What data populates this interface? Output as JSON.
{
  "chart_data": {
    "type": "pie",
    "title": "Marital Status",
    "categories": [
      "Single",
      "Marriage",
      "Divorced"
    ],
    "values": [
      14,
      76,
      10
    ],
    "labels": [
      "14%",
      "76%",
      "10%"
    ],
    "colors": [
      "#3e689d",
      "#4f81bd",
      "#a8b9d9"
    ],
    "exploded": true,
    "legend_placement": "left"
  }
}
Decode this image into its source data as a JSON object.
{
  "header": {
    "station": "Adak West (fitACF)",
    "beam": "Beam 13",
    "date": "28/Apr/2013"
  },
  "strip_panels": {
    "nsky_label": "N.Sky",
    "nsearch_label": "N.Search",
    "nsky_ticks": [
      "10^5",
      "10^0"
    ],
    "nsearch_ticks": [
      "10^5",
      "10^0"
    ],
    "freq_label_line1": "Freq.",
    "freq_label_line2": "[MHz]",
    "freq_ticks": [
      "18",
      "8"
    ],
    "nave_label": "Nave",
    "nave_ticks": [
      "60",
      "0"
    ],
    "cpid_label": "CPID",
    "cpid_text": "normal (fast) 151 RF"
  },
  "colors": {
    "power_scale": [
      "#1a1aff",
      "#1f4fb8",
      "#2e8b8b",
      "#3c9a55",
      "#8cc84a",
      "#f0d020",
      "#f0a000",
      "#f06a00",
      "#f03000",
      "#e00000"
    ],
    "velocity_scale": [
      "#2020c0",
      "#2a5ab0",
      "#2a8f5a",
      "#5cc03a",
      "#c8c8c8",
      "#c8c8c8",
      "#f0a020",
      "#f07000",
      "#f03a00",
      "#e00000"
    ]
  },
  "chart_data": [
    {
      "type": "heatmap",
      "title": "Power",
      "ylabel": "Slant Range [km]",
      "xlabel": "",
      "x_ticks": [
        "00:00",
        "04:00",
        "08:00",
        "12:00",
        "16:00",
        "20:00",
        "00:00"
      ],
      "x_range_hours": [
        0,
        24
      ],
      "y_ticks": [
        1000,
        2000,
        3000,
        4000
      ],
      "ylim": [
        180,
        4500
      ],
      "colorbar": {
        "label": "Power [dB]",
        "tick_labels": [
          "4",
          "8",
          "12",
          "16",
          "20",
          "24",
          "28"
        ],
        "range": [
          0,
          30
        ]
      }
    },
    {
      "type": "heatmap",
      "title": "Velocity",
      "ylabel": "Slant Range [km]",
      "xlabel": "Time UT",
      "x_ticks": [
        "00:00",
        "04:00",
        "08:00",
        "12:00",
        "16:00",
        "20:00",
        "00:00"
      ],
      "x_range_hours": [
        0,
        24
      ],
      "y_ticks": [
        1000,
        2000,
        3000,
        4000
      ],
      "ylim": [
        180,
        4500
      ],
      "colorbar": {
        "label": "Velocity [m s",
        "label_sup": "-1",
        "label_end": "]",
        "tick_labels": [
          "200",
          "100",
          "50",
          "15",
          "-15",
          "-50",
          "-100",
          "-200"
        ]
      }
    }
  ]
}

WHAT YOU NEED TO DO
Set all of the entries down again, exactly as they were given.

EXPECTED ANSWER
What data populates this interface? Output as JSON.
{
  "chart_data": {
    "type": "pie",
    "title": "Marital Status",
    "categories": [
      "Single",
      "Marriage",
      "Divorced"
    ],
    "values": [
      14,
      76,
      10
    ],
    "labels": [
      "14%",
      "76%",
      "10%"
    ],
    "colors": [
      "#3e689d",
      "#4f81bd",
      "#a8b9d9"
    ],
    "exploded": true,
    "legend_placement": "left"
  }
}
Decode this image into its source data as a JSON object.
{
  "header": {
    "station": "Adak West (fitACF)",
    "beam": "Beam 13",
    "date": "28/Apr/2013"
  },
  "strip_panels": {
    "nsky_label": "N.Sky",
    "nsearch_label": "N.Search",
    "nsky_ticks": [
      "10^5",
      "10^0"
    ],
    "nsearch_ticks": [
      "10^5",
      "10^0"
    ],
    "freq_label_line1": "Freq.",
    "freq_label_line2": "[MHz]",
    "freq_ticks": [
      "18",
      "8"
    ],
    "nave_label": "Nave",
    "nave_ticks": [
      "60",
      "0"
    ],
    "cpid_label": "CPID",
    "cpid_text": "normal (fast) 151 RF"
  },
  "colors": {
    "power_scale": [
      "#1a1aff",
      "#1f4fb8",
      "#2e8b8b",
      "#3c9a55",
      "#8cc84a",
      "#f0d020",
      "#f0a000",
      "#f06a00",
      "#f03000",
      "#e00000"
    ],
    "velocity_scale": [
      "#2020c0",
      "#2a5ab0",
      "#2a8f5a",
      "#5cc03a",
      "#c8c8c8",
      "#c8c8c8",
      "#f0a020",
      "#f07000",
      "#f03a00",
      "#e00000"
    ]
  },
  "chart_data": [
    {
      "type": "heatmap",
      "title": "Power",
      "ylabel": "Slant Range [km]",
      "xlabel": "",
      "x_ticks": [
        "00:00",
        "04:00",
        "08:00",
        "12:00",
        "16:00",
        "20:00",
        "00:00"
      ],
      "x_range_hours": [
        0,
        24
      ],
      "y_ticks": [
        1000,
        2000,
        3000,
        4000
      ],
      "ylim": [
        180,
        4500
      ],
      "colorbar": {
        "label": "Power [dB]",
        "tick_labels": [
          "4",
          "8",
          "12",
          "16",
          "20",
          "24",
          "28"
        ],
        "range": [
          0,
          30
        ]
      }
    },
    {
      "type": "heatmap",
      "title": "Velocity",
      "ylabel": "Slant Range [km]",
      "xlabel": "Time UT",
      "x_ticks": [
        "00:00",
        "04:00",
        "08:00",
        "12:00",
        "16:00",
        "20:00",
        "00:00"
      ],
      "x_range_hours": [
        0,
        24
      ],
      "y_ticks": [
        1000,
        2000,
        3000,
        4000
      ],
      "ylim": [
        180,
        4500
      ],
      "colorbar": {
        "label": "Velocity [m s",
        "label_sup": "-1",
        "label_end": "]",
        "tick_labels": [
          "200",
          "100",
          "50",
          "15",
          "-15",
          "-50",
          "-100",
          "-200"
        ]
      }
    }
  ]
}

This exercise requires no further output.